** TO DO **
Reproduce the material below line for line, leaving out the pictures.

"""

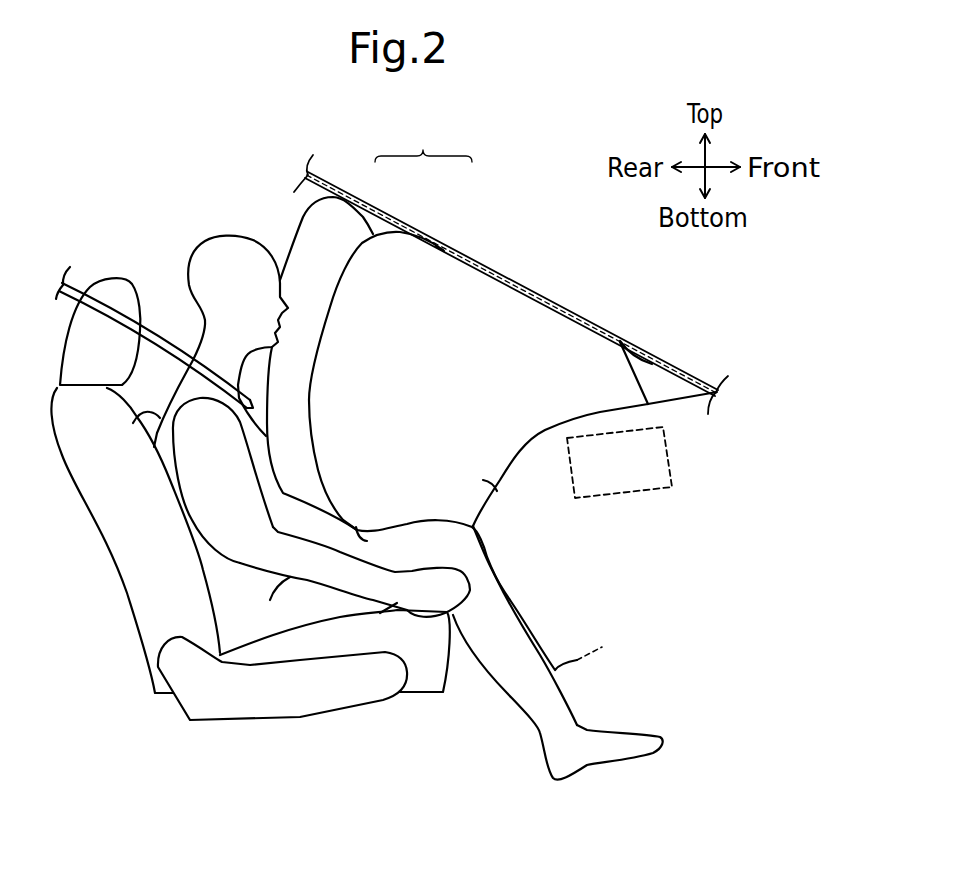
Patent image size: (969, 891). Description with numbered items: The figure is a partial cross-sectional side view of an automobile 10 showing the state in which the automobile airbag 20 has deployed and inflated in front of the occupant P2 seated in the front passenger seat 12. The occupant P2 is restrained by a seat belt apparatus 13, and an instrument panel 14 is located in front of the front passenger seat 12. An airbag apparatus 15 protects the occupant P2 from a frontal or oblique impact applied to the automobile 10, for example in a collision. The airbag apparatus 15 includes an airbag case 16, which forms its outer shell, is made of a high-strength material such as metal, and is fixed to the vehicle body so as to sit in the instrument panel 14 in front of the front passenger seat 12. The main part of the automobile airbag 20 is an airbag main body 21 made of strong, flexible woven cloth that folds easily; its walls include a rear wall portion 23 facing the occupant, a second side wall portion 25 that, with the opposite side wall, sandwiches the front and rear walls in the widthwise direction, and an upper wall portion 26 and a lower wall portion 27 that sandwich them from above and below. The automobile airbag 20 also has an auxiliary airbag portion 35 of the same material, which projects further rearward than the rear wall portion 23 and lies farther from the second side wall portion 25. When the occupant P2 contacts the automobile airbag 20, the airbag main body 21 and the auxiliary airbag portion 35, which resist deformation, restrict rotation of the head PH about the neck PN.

The automobile 10 is at (529, 270).
The front passenger seat 12 is at (114, 543).
The seat belt apparatus 13 is at (70, 268).
The instrument panel 14 is at (533, 454).
The airbag apparatus 15 is at (671, 388).
The airbag case 16 is at (674, 448).
The automobile airbag 20 is at (423, 138).
The airbag main body 21 is at (442, 250).
The rear wall portion 23 is at (343, 262).
The second side wall portion 25 is at (497, 489).
The upper wall portion 26 is at (641, 367).
The lower wall portion 27 is at (365, 539).
The auxiliary airbag portion 35 is at (375, 223).
The head PH is at (227, 233).
The neck PN is at (203, 333).
The occupant P2 is at (133, 423).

"""

** RIGHT ANSWER **
Patent image size: (969, 891). Description with numbered items: The figure is a partial cross-sectional side view of an automobile 10 showing the state in which the automobile airbag 20 has deployed and inflated in front of the occupant P2 seated in the front passenger seat 12. The occupant P2 is restrained by a seat belt apparatus 13, and an instrument panel 14 is located in front of the front passenger seat 12. An airbag apparatus 15 protects the occupant P2 from a frontal or oblique impact applied to the automobile 10, for example in a collision. The airbag apparatus 15 includes an airbag case 16, which forms its outer shell, is made of a high-strength material such as metal, and is fixed to the vehicle body so as to sit in the instrument panel 14 in front of the front passenger seat 12. The main part of the automobile airbag 20 is an airbag main body 21 made of strong, flexible woven cloth that folds easily; its walls include a rear wall portion 23 facing the occupant, a second side wall portion 25 that, with the opposite side wall, sandwiches the front and rear walls in the widthwise direction, and an upper wall portion 26 and a lower wall portion 27 that sandwich them from above and below. The automobile airbag 20 also has an auxiliary airbag portion 35 of the same material, which projects further rearward than the rear wall portion 23 and lies farther from the second side wall portion 25. When the occupant P2 contacts the automobile airbag 20, the airbag main body 21 and the auxiliary airbag portion 35, which resist deformation, restrict rotation of the head PH about the neck PN.

The automobile 10 is at (529, 270).
The front passenger seat 12 is at (114, 543).
The seat belt apparatus 13 is at (70, 268).
The instrument panel 14 is at (533, 454).
The airbag apparatus 15 is at (671, 388).
The airbag case 16 is at (674, 448).
The automobile airbag 20 is at (423, 138).
The airbag main body 21 is at (442, 250).
The rear wall portion 23 is at (343, 262).
The second side wall portion 25 is at (497, 489).
The upper wall portion 26 is at (641, 367).
The lower wall portion 27 is at (365, 539).
The auxiliary airbag portion 35 is at (375, 223).
The head PH is at (227, 233).
The neck PN is at (203, 333).
The occupant P2 is at (133, 423).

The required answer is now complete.